**SOURCE RECORDS:**

* start *

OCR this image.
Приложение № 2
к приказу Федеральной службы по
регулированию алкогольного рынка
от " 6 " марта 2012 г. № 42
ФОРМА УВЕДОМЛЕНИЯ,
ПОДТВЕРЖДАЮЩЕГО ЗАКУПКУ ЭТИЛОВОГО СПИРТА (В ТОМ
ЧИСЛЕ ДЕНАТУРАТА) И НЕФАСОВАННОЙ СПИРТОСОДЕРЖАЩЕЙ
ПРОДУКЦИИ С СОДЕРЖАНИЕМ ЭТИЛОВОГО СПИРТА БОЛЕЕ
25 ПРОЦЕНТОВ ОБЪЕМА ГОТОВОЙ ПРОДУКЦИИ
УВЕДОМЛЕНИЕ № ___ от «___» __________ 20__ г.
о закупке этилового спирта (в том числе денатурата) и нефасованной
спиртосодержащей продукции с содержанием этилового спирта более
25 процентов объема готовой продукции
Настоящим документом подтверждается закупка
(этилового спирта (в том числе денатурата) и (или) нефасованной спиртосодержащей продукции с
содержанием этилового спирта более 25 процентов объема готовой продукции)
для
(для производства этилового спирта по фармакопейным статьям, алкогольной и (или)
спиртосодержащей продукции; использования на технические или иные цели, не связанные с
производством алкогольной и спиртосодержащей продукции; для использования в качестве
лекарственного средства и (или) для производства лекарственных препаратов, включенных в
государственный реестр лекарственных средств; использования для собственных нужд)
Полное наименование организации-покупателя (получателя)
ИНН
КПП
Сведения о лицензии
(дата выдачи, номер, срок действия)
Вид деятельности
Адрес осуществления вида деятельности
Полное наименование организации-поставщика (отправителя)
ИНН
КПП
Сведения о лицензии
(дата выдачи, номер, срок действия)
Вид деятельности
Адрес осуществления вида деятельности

* end *

**WORK INSTRUCTIONS:**
Write out the material from the first line to the last, exactly.

**CORRECT RESPONSE:**
OCR this image.
Приложение № 2
к приказу Федеральной службы по
регулированию алкогольного рынка
от " 6 " марта 2012 г. № 42
ФОРМА УВЕДОМЛЕНИЯ,
ПОДТВЕРЖДАЮЩЕГО ЗАКУПКУ ЭТИЛОВОГО СПИРТА (В ТОМ
ЧИСЛЕ ДЕНАТУРАТА) И НЕФАСОВАННОЙ СПИРТОСОДЕРЖАЩЕЙ
ПРОДУКЦИИ С СОДЕРЖАНИЕМ ЭТИЛОВОГО СПИРТА БОЛЕЕ
25 ПРОЦЕНТОВ ОБЪЕМА ГОТОВОЙ ПРОДУКЦИИ
УВЕДОМЛЕНИЕ № ___ от «___» __________ 20__ г.
о закупке этилового спирта (в том числе денатурата) и нефасованной
спиртосодержащей продукции с содержанием этилового спирта более
25 процентов объема готовой продукции
Настоящим документом подтверждается закупка
(этилового спирта (в том числе денатурата) и (или) нефасованной спиртосодержащей продукции с
содержанием этилового спирта более 25 процентов объема готовой продукции)
для
(для производства этилового спирта по фармакопейным статьям, алкогольной и (или)
спиртосодержащей продукции; использования на технические или иные цели, не связанные с
производством алкогольной и спиртосодержащей продукции; для использования в качестве
лекарственного средства и (или) для производства лекарственных препаратов, включенных в
государственный реестр лекарственных средств; использования для собственных нужд)
Полное наименование организации-покупателя (получателя)
ИНН
КПП
Сведения о лицензии
(дата выдачи, номер, срок действия)
Вид деятельности
Адрес осуществления вида деятельности
Полное наименование организации-поставщика (отправителя)
ИНН
КПП
Сведения о лицензии
(дата выдачи, номер, срок действия)
Вид деятельности
Адрес осуществления вида деятельности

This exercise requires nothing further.